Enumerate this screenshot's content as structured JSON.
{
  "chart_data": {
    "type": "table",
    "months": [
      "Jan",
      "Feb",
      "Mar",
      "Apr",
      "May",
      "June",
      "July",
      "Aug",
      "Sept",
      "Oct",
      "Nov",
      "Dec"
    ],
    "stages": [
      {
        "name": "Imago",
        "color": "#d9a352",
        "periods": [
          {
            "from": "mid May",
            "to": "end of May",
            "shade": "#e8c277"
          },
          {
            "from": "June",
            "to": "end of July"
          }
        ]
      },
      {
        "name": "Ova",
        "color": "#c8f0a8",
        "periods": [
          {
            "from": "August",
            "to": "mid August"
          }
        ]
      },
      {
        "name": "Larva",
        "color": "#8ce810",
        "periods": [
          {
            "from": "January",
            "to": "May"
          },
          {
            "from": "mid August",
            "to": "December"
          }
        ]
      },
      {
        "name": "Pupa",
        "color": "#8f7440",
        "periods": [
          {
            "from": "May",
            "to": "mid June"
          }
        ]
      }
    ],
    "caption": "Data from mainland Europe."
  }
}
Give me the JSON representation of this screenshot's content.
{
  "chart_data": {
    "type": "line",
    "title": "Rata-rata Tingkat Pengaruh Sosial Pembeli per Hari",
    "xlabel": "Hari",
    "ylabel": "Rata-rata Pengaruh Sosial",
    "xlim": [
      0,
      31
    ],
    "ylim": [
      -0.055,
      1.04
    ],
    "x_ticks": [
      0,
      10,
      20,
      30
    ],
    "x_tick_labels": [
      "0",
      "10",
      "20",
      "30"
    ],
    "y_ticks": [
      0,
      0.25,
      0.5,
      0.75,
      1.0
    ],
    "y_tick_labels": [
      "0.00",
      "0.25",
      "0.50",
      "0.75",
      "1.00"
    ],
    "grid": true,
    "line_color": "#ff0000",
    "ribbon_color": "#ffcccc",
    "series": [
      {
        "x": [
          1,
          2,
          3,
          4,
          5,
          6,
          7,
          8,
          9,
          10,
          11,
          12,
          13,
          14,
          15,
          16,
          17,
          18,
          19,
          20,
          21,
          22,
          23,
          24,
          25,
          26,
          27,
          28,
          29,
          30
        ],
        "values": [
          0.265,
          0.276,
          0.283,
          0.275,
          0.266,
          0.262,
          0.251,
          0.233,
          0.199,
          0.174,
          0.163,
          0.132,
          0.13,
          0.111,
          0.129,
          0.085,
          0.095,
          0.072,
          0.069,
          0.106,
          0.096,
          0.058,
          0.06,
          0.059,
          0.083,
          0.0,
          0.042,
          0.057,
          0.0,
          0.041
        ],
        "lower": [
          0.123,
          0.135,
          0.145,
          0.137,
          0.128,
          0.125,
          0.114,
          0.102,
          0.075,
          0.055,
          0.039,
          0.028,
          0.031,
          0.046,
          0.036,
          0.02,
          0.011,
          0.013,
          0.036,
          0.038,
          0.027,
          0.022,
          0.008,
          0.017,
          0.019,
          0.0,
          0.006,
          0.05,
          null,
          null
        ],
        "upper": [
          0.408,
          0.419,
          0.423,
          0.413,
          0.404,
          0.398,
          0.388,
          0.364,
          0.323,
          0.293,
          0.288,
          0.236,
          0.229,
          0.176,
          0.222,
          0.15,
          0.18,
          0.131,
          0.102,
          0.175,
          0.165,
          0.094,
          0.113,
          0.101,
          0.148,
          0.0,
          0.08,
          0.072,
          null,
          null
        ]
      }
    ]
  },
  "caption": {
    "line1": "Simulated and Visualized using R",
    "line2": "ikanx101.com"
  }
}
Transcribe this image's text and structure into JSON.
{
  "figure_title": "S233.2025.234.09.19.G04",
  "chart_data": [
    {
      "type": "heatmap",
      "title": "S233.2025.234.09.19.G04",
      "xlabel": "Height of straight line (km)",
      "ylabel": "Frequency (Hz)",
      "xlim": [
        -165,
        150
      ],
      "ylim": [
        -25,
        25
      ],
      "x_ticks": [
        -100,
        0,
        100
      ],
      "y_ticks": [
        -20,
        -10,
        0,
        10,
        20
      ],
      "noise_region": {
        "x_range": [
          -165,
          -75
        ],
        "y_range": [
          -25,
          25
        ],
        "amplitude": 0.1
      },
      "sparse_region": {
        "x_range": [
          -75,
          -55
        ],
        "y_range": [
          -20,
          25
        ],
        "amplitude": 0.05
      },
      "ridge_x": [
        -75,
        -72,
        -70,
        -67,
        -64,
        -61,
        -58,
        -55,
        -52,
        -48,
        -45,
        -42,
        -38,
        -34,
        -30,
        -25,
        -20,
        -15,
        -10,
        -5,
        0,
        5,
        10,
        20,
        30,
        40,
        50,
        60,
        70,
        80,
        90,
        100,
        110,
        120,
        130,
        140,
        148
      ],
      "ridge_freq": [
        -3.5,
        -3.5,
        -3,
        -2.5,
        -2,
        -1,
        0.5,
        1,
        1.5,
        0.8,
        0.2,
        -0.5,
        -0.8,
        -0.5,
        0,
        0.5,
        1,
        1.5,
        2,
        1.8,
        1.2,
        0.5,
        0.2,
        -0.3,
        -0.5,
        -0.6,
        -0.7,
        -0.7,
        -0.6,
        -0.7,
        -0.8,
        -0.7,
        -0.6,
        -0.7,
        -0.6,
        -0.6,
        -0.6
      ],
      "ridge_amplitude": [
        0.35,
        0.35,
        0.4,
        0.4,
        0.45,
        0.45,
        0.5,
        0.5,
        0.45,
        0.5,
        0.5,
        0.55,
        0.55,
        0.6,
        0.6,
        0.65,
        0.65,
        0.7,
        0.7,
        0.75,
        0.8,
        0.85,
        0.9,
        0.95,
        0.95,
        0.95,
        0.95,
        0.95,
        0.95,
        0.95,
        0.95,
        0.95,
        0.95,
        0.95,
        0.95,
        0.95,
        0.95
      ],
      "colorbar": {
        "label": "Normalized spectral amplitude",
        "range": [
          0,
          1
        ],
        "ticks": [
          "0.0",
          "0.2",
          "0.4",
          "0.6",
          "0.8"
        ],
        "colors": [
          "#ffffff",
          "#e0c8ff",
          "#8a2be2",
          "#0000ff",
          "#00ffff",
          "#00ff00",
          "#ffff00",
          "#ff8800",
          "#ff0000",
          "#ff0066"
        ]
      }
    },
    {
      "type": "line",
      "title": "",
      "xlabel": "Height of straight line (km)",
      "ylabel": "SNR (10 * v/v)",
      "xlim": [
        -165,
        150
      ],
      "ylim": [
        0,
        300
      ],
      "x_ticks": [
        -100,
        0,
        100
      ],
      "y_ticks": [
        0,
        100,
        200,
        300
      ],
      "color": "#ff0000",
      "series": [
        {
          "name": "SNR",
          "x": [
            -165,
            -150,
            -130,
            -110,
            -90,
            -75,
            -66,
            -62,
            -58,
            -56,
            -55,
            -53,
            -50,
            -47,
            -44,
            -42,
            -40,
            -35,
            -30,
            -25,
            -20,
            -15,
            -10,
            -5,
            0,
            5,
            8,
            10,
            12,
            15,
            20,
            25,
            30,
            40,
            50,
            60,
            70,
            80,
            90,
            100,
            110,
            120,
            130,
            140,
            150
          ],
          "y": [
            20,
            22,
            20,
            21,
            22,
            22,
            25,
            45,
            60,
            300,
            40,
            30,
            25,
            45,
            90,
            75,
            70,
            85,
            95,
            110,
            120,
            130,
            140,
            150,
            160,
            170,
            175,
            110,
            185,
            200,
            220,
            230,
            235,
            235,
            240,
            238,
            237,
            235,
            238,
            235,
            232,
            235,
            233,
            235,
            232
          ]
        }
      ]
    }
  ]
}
* * *
*Given task*: Faithfully reproduce all of the records, character for character.

*Reply to the task*:
Enumerate this screenshot's content as structured JSON.
{
  "chart_data": {
    "type": "table",
    "months": [
      "Jan",
      "Feb",
      "Mar",
      "Apr",
      "May",
      "June",
      "July",
      "Aug",
      "Sept",
      "Oct",
      "Nov",
      "Dec"
    ],
    "stages": [
      {
        "name": "Imago",
        "color": "#d9a352",
        "periods": [
          {
            "from": "mid May",
            "to": "end of May",
            "shade": "#e8c277"
          },
          {
            "from": "June",
            "to": "end of July"
          }
        ]
      },
      {
        "name": "Ova",
        "color": "#c8f0a8",
        "periods": [
          {
            "from": "August",
            "to": "mid August"
          }
        ]
      },
      {
        "name": "Larva",
        "color": "#8ce810",
        "periods": [
          {
            "from": "January",
            "to": "May"
          },
          {
            "from": "mid August",
            "to": "December"
          }
        ]
      },
      {
        "name": "Pupa",
        "color": "#8f7440",
        "periods": [
          {
            "from": "May",
            "to": "mid June"
          }
        ]
      }
    ],
    "caption": "Data from mainland Europe."
  }
}
Give me the JSON representation of this screenshot's content.
{
  "chart_data": {
    "type": "line",
    "title": "Rata-rata Tingkat Pengaruh Sosial Pembeli per Hari",
    "xlabel": "Hari",
    "ylabel": "Rata-rata Pengaruh Sosial",
    "xlim": [
      0,
      31
    ],
    "ylim": [
      -0.055,
      1.04
    ],
    "x_ticks": [
      0,
      10,
      20,
      30
    ],
    "x_tick_labels": [
      "0",
      "10",
      "20",
      "30"
    ],
    "y_ticks": [
      0,
      0.25,
      0.5,
      0.75,
      1.0
    ],
    "y_tick_labels": [
      "0.00",
      "0.25",
      "0.50",
      "0.75",
      "1.00"
    ],
    "grid": true,
    "line_color": "#ff0000",
    "ribbon_color": "#ffcccc",
    "series": [
      {
        "x": [
          1,
          2,
          3,
          4,
          5,
          6,
          7,
          8,
          9,
          10,
          11,
          12,
          13,
          14,
          15,
          16,
          17,
          18,
          19,
          20,
          21,
          22,
          23,
          24,
          25,
          26,
          27,
          28,
          29,
          30
        ],
        "values": [
          0.265,
          0.276,
          0.283,
          0.275,
          0.266,
          0.262,
          0.251,
          0.233,
          0.199,
          0.174,
          0.163,
          0.132,
          0.13,
          0.111,
          0.129,
          0.085,
          0.095,
          0.072,
          0.069,
          0.106,
          0.096,
          0.058,
          0.06,
          0.059,
          0.083,
          0.0,
          0.042,
          0.057,
          0.0,
          0.041
        ],
        "lower": [
          0.123,
          0.135,
          0.145,
          0.137,
          0.128,
          0.125,
          0.114,
          0.102,
          0.075,
          0.055,
          0.039,
          0.028,
          0.031,
          0.046,
          0.036,
          0.02,
          0.011,
          0.013,
          0.036,
          0.038,
          0.027,
          0.022,
          0.008,
          0.017,
          0.019,
          0.0,
          0.006,
          0.05,
          null,
          null
        ],
        "upper": [
          0.408,
          0.419,
          0.423,
          0.413,
          0.404,
          0.398,
          0.388,
          0.364,
          0.323,
          0.293,
          0.288,
          0.236,
          0.229,
          0.176,
          0.222,
          0.15,
          0.18,
          0.131,
          0.102,
          0.175,
          0.165,
          0.094,
          0.113,
          0.101,
          0.148,
          0.0,
          0.08,
          0.072,
          null,
          null
        ]
      }
    ]
  },
  "caption": {
    "line1": "Simulated and Visualized using R",
    "line2": "ikanx101.com"
  }
}
Transcribe this image's text and structure into JSON.
{
  "figure_title": "S233.2025.234.09.19.G04",
  "chart_data": [
    {
      "type": "heatmap",
      "title": "S233.2025.234.09.19.G04",
      "xlabel": "Height of straight line (km)",
      "ylabel": "Frequency (Hz)",
      "xlim": [
        -165,
        150
      ],
      "ylim": [
        -25,
        25
      ],
      "x_ticks": [
        -100,
        0,
        100
      ],
      "y_ticks": [
        -20,
        -10,
        0,
        10,
        20
      ],
      "noise_region": {
        "x_range": [
          -165,
          -75
        ],
        "y_range": [
          -25,
          25
        ],
        "amplitude": 0.1
      },
      "sparse_region": {
        "x_range": [
          -75,
          -55
        ],
        "y_range": [
          -20,
          25
        ],
        "amplitude": 0.05
      },
      "ridge_x": [
        -75,
        -72,
        -70,
        -67,
        -64,
        -61,
        -58,
        -55,
        -52,
        -48,
        -45,
        -42,
        -38,
        -34,
        -30,
        -25,
        -20,
        -15,
        -10,
        -5,
        0,
        5,
        10,
        20,
        30,
        40,
        50,
        60,
        70,
        80,
        90,
        100,
        110,
        120,
        130,
        140,
        148
      ],
      "ridge_freq": [
        -3.5,
        -3.5,
        -3,
        -2.5,
        -2,
        -1,
        0.5,
        1,
        1.5,
        0.8,
        0.2,
        -0.5,
        -0.8,
        -0.5,
        0,
        0.5,
        1,
        1.5,
        2,
        1.8,
        1.2,
        0.5,
        0.2,
        -0.3,
        -0.5,
        -0.6,
        -0.7,
        -0.7,
        -0.6,
        -0.7,
        -0.8,
        -0.7,
        -0.6,
        -0.7,
        -0.6,
        -0.6,
        -0.6
      ],
      "ridge_amplitude": [
        0.35,
        0.35,
        0.4,
        0.4,
        0.45,
        0.45,
        0.5,
        0.5,
        0.45,
        0.5,
        0.5,
        0.55,
        0.55,
        0.6,
        0.6,
        0.65,
        0.65,
        0.7,
        0.7,
        0.75,
        0.8,
        0.85,
        0.9,
        0.95,
        0.95,
        0.95,
        0.95,
        0.95,
        0.95,
        0.95,
        0.95,
        0.95,
        0.95,
        0.95,
        0.95,
        0.95,
        0.95
      ],
      "colorbar": {
        "label": "Normalized spectral amplitude",
        "range": [
          0,
          1
        ],
        "ticks": [
          "0.0",
          "0.2",
          "0.4",
          "0.6",
          "0.8"
        ],
        "colors": [
          "#ffffff",
          "#e0c8ff",
          "#8a2be2",
          "#0000ff",
          "#00ffff",
          "#00ff00",
          "#ffff00",
          "#ff8800",
          "#ff0000",
          "#ff0066"
        ]
      }
    },
    {
      "type": "line",
      "title": "",
      "xlabel": "Height of straight line (km)",
      "ylabel": "SNR (10 * v/v)",
      "xlim": [
        -165,
        150
      ],
      "ylim": [
        0,
        300
      ],
      "x_ticks": [
        -100,
        0,
        100
      ],
      "y_ticks": [
        0,
        100,
        200,
        300
      ],
      "color": "#ff0000",
      "series": [
        {
          "name": "SNR",
          "x": [
            -165,
            -150,
            -130,
            -110,
            -90,
            -75,
            -66,
            -62,
            -58,
            -56,
            -55,
            -53,
            -50,
            -47,
            -44,
            -42,
            -40,
            -35,
            -30,
            -25,
            -20,
            -15,
            -10,
            -5,
            0,
            5,
            8,
            10,
            12,
            15,
            20,
            25,
            30,
            40,
            50,
            60,
            70,
            80,
            90,
            100,
            110,
            120,
            130,
            140,
            150
          ],
          "y": [
            20,
            22,
            20,
            21,
            22,
            22,
            25,
            45,
            60,
            300,
            40,
            30,
            25,
            45,
            90,
            75,
            70,
            85,
            95,
            110,
            120,
            130,
            140,
            150,
            160,
            170,
            175,
            110,
            185,
            200,
            220,
            230,
            235,
            235,
            240,
            238,
            237,
            235,
            238,
            235,
            232,
            235,
            233,
            235,
            232
          ]
        }
      ]
    }
  ]
}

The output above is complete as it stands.